* Records shown
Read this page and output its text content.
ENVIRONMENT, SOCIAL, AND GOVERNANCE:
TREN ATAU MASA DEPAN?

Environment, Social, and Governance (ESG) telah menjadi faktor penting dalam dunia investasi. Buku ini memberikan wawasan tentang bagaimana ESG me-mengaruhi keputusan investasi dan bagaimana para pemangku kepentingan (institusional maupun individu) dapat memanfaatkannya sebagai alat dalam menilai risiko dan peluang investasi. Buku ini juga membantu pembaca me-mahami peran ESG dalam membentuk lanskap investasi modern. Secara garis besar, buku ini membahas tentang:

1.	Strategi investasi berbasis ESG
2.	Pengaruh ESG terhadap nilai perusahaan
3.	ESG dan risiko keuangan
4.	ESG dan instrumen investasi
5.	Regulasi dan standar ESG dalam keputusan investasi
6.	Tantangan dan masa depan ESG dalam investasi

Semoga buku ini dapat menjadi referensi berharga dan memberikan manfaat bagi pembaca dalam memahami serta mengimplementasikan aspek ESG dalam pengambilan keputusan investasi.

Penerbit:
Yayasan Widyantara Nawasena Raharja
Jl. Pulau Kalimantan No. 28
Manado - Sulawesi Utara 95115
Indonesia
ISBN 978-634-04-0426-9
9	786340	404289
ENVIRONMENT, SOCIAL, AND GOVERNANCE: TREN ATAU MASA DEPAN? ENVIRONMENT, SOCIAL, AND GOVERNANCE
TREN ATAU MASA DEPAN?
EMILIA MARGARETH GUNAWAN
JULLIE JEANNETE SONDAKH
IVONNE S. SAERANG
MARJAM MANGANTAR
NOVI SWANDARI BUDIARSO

* Set problem
In full and verbatim, repeat the records given above.

* Response to this exercise
Read this page and output its text content.
ENVIRONMENT, SOCIAL, AND GOVERNANCE:
TREN ATAU MASA DEPAN?

Environment, Social, and Governance (ESG) telah menjadi faktor penting dalam dunia investasi. Buku ini memberikan wawasan tentang bagaimana ESG me-mengaruhi keputusan investasi dan bagaimana para pemangku kepentingan (institusional maupun individu) dapat memanfaatkannya sebagai alat dalam menilai risiko dan peluang investasi. Buku ini juga membantu pembaca me-mahami peran ESG dalam membentuk lanskap investasi modern. Secara garis besar, buku ini membahas tentang:

1.	Strategi investasi berbasis ESG
2.	Pengaruh ESG terhadap nilai perusahaan
3.	ESG dan risiko keuangan
4.	ESG dan instrumen investasi
5.	Regulasi dan standar ESG dalam keputusan investasi
6.	Tantangan dan masa depan ESG dalam investasi

Semoga buku ini dapat menjadi referensi berharga dan memberikan manfaat bagi pembaca dalam memahami serta mengimplementasikan aspek ESG dalam pengambilan keputusan investasi.

Penerbit:
Yayasan Widyantara Nawasena Raharja
Jl. Pulau Kalimantan No. 28
Manado - Sulawesi Utara 95115
Indonesia
ISBN 978-634-04-0426-9
9	786340	404289
ENVIRONMENT, SOCIAL, AND GOVERNANCE: TREN ATAU MASA DEPAN? ENVIRONMENT, SOCIAL, AND GOVERNANCE
TREN ATAU MASA DEPAN?
EMILIA MARGARETH GUNAWAN
JULLIE JEANNETE SONDAKH
IVONNE S. SAERANG
MARJAM MANGANTAR
NOVI SWANDARI BUDIARSO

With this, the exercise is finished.